### Problem details
Would you extract the whole listing below and retype it exactly?

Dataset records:
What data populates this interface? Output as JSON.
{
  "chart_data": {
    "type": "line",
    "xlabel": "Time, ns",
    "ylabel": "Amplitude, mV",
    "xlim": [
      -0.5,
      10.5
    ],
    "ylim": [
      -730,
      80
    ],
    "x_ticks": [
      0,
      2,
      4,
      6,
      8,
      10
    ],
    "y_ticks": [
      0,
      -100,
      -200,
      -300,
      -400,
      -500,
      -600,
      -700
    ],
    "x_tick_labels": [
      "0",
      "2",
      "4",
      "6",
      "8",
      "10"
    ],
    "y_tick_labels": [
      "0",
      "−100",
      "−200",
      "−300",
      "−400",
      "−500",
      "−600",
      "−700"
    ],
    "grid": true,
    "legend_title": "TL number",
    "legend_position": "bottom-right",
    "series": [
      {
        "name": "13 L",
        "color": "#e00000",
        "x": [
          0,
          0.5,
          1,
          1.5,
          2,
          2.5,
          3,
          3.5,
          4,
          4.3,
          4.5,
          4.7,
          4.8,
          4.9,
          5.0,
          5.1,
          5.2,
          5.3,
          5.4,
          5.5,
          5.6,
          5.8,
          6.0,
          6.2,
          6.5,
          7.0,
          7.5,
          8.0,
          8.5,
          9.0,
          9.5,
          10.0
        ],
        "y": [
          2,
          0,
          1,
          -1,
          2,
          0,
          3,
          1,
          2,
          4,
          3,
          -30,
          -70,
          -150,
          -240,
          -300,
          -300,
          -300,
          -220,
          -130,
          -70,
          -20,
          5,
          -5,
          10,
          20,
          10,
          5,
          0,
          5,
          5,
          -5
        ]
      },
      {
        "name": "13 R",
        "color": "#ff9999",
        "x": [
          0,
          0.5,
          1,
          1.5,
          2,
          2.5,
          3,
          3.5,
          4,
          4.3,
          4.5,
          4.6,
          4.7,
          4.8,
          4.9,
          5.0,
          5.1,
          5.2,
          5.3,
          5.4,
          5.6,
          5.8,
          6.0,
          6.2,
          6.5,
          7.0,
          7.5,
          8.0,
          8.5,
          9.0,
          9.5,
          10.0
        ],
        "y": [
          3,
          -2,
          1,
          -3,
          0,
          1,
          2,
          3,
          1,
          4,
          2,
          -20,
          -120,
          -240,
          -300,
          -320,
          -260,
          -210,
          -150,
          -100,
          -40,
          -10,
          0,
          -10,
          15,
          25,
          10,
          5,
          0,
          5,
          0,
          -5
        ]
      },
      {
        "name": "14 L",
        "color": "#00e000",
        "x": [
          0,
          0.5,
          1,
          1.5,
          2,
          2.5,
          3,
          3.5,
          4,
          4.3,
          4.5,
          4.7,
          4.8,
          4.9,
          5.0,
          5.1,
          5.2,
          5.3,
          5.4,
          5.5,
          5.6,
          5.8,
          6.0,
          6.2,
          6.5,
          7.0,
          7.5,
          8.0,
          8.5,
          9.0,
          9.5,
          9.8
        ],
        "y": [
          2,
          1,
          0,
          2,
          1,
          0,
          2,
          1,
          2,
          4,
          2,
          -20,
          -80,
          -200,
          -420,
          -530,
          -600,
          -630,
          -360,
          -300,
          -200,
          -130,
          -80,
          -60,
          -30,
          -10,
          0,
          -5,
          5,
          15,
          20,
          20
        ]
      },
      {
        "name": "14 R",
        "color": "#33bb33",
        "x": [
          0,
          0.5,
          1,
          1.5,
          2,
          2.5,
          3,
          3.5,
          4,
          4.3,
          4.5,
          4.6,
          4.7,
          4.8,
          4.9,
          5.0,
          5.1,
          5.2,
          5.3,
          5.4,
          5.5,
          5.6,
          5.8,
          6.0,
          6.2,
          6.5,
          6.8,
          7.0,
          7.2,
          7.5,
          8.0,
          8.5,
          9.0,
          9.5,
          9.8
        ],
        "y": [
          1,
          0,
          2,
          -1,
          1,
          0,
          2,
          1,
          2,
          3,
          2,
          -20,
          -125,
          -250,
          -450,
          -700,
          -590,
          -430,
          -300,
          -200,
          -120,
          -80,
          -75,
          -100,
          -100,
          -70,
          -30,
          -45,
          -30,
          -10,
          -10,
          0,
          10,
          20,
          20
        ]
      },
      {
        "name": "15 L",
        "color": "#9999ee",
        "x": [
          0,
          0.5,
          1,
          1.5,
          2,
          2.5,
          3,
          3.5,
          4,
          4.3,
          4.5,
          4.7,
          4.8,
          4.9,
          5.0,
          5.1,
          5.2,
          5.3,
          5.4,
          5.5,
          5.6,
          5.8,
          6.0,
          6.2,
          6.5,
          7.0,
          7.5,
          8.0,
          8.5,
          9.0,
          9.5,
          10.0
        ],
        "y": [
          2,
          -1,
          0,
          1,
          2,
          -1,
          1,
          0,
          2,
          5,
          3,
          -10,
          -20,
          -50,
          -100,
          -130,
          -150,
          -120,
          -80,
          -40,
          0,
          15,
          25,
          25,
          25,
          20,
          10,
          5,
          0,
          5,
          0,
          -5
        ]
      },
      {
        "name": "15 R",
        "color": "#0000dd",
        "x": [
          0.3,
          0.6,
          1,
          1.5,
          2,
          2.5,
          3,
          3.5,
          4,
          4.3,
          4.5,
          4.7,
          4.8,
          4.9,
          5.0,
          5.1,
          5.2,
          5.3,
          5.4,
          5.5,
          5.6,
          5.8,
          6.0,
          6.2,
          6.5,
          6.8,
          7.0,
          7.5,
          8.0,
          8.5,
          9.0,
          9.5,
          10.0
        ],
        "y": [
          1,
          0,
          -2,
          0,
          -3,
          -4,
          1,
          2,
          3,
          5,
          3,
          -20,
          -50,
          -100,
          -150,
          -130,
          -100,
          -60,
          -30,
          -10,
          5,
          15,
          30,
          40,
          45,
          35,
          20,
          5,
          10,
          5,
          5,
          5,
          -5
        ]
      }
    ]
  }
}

### Task solution
What data populates this interface? Output as JSON.
{
  "chart_data": {
    "type": "line",
    "xlabel": "Time, ns",
    "ylabel": "Amplitude, mV",
    "xlim": [
      -0.5,
      10.5
    ],
    "ylim": [
      -730,
      80
    ],
    "x_ticks": [
      0,
      2,
      4,
      6,
      8,
      10
    ],
    "y_ticks": [
      0,
      -100,
      -200,
      -300,
      -400,
      -500,
      -600,
      -700
    ],
    "x_tick_labels": [
      "0",
      "2",
      "4",
      "6",
      "8",
      "10"
    ],
    "y_tick_labels": [
      "0",
      "−100",
      "−200",
      "−300",
      "−400",
      "−500",
      "−600",
      "−700"
    ],
    "grid": true,
    "legend_title": "TL number",
    "legend_position": "bottom-right",
    "series": [
      {
        "name": "13 L",
        "color": "#e00000",
        "x": [
          0,
          0.5,
          1,
          1.5,
          2,
          2.5,
          3,
          3.5,
          4,
          4.3,
          4.5,
          4.7,
          4.8,
          4.9,
          5.0,
          5.1,
          5.2,
          5.3,
          5.4,
          5.5,
          5.6,
          5.8,
          6.0,
          6.2,
          6.5,
          7.0,
          7.5,
          8.0,
          8.5,
          9.0,
          9.5,
          10.0
        ],
        "y": [
          2,
          0,
          1,
          -1,
          2,
          0,
          3,
          1,
          2,
          4,
          3,
          -30,
          -70,
          -150,
          -240,
          -300,
          -300,
          -300,
          -220,
          -130,
          -70,
          -20,
          5,
          -5,
          10,
          20,
          10,
          5,
          0,
          5,
          5,
          -5
        ]
      },
      {
        "name": "13 R",
        "color": "#ff9999",
        "x": [
          0,
          0.5,
          1,
          1.5,
          2,
          2.5,
          3,
          3.5,
          4,
          4.3,
          4.5,
          4.6,
          4.7,
          4.8,
          4.9,
          5.0,
          5.1,
          5.2,
          5.3,
          5.4,
          5.6,
          5.8,
          6.0,
          6.2,
          6.5,
          7.0,
          7.5,
          8.0,
          8.5,
          9.0,
          9.5,
          10.0
        ],
        "y": [
          3,
          -2,
          1,
          -3,
          0,
          1,
          2,
          3,
          1,
          4,
          2,
          -20,
          -120,
          -240,
          -300,
          -320,
          -260,
          -210,
          -150,
          -100,
          -40,
          -10,
          0,
          -10,
          15,
          25,
          10,
          5,
          0,
          5,
          0,
          -5
        ]
      },
      {
        "name": "14 L",
        "color": "#00e000",
        "x": [
          0,
          0.5,
          1,
          1.5,
          2,
          2.5,
          3,
          3.5,
          4,
          4.3,
          4.5,
          4.7,
          4.8,
          4.9,
          5.0,
          5.1,
          5.2,
          5.3,
          5.4,
          5.5,
          5.6,
          5.8,
          6.0,
          6.2,
          6.5,
          7.0,
          7.5,
          8.0,
          8.5,
          9.0,
          9.5,
          9.8
        ],
        "y": [
          2,
          1,
          0,
          2,
          1,
          0,
          2,
          1,
          2,
          4,
          2,
          -20,
          -80,
          -200,
          -420,
          -530,
          -600,
          -630,
          -360,
          -300,
          -200,
          -130,
          -80,
          -60,
          -30,
          -10,
          0,
          -5,
          5,
          15,
          20,
          20
        ]
      },
      {
        "name": "14 R",
        "color": "#33bb33",
        "x": [
          0,
          0.5,
          1,
          1.5,
          2,
          2.5,
          3,
          3.5,
          4,
          4.3,
          4.5,
          4.6,
          4.7,
          4.8,
          4.9,
          5.0,
          5.1,
          5.2,
          5.3,
          5.4,
          5.5,
          5.6,
          5.8,
          6.0,
          6.2,
          6.5,
          6.8,
          7.0,
          7.2,
          7.5,
          8.0,
          8.5,
          9.0,
          9.5,
          9.8
        ],
        "y": [
          1,
          0,
          2,
          -1,
          1,
          0,
          2,
          1,
          2,
          3,
          2,
          -20,
          -125,
          -250,
          -450,
          -700,
          -590,
          -430,
          -300,
          -200,
          -120,
          -80,
          -75,
          -100,
          -100,
          -70,
          -30,
          -45,
          -30,
          -10,
          -10,
          0,
          10,
          20,
          20
        ]
      },
      {
        "name": "15 L",
        "color": "#9999ee",
        "x": [
          0,
          0.5,
          1,
          1.5,
          2,
          2.5,
          3,
          3.5,
          4,
          4.3,
          4.5,
          4.7,
          4.8,
          4.9,
          5.0,
          5.1,
          5.2,
          5.3,
          5.4,
          5.5,
          5.6,
          5.8,
          6.0,
          6.2,
          6.5,
          7.0,
          7.5,
          8.0,
          8.5,
          9.0,
          9.5,
          10.0
        ],
        "y": [
          2,
          -1,
          0,
          1,
          2,
          -1,
          1,
          0,
          2,
          5,
          3,
          -10,
          -20,
          -50,
          -100,
          -130,
          -150,
          -120,
          -80,
          -40,
          0,
          15,
          25,
          25,
          25,
          20,
          10,
          5,
          0,
          5,
          0,
          -5
        ]
      },
      {
        "name": "15 R",
        "color": "#0000dd",
        "x": [
          0.3,
          0.6,
          1,
          1.5,
          2,
          2.5,
          3,
          3.5,
          4,
          4.3,
          4.5,
          4.7,
          4.8,
          4.9,
          5.0,
          5.1,
          5.2,
          5.3,
          5.4,
          5.5,
          5.6,
          5.8,
          6.0,
          6.2,
          6.5,
          6.8,
          7.0,
          7.5,
          8.0,
          8.5,
          9.0,
          9.5,
          10.0
        ],
        "y": [
          1,
          0,
          -2,
          0,
          -3,
          -4,
          1,
          2,
          3,
          5,
          3,
          -20,
          -50,
          -100,
          -150,
          -130,
          -100,
          -60,
          -30,
          -10,
          5,
          15,
          30,
          40,
          45,
          35,
          20,
          5,
          10,
          5,
          5,
          5,
          -5
        ]
      }
    ]
  }
}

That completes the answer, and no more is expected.